> REQUIREMENT
Do any lines in the data below contain "axis"? If so, copy every one of them.

━━ SUPPLIED RECORDS

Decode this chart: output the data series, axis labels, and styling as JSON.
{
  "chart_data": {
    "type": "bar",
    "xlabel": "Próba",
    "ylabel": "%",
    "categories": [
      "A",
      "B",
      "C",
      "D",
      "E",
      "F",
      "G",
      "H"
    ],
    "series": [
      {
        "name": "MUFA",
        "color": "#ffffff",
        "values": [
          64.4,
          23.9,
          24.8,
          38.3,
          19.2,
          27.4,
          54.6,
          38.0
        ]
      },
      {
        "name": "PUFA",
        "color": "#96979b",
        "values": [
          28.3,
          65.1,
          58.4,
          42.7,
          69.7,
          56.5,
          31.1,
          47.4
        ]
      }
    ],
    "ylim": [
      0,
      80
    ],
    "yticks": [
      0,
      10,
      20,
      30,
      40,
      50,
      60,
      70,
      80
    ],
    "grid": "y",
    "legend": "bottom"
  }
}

━━━━
━━ SUPPLIED RECORDS

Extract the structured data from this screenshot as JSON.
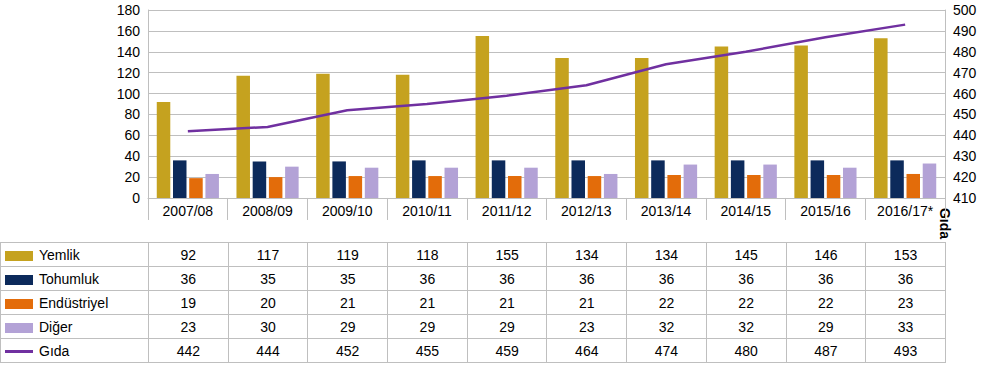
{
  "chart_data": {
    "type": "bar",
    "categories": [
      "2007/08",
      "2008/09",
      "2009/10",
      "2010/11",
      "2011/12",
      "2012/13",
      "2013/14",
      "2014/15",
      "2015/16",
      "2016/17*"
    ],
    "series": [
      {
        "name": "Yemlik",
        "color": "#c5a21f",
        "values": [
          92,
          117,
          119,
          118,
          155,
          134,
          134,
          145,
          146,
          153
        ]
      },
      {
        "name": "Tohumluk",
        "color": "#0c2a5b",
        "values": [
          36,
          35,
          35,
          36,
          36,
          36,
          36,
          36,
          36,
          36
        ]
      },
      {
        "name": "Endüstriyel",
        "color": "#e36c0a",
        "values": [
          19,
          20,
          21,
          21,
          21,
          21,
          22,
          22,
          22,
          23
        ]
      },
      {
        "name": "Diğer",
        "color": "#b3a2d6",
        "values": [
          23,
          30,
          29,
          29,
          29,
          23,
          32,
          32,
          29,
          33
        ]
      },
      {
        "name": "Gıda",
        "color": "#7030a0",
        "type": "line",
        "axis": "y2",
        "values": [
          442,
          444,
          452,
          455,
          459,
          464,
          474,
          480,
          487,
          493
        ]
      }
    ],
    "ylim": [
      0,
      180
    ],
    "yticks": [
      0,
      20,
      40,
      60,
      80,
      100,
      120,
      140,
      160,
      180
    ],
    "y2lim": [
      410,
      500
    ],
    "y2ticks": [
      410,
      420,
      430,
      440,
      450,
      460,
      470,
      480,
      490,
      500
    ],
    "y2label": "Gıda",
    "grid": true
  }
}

━━━━

> REPLY
Decode this chart: output the data series, axis labels, and styling as JSON.
        "axis": "y2",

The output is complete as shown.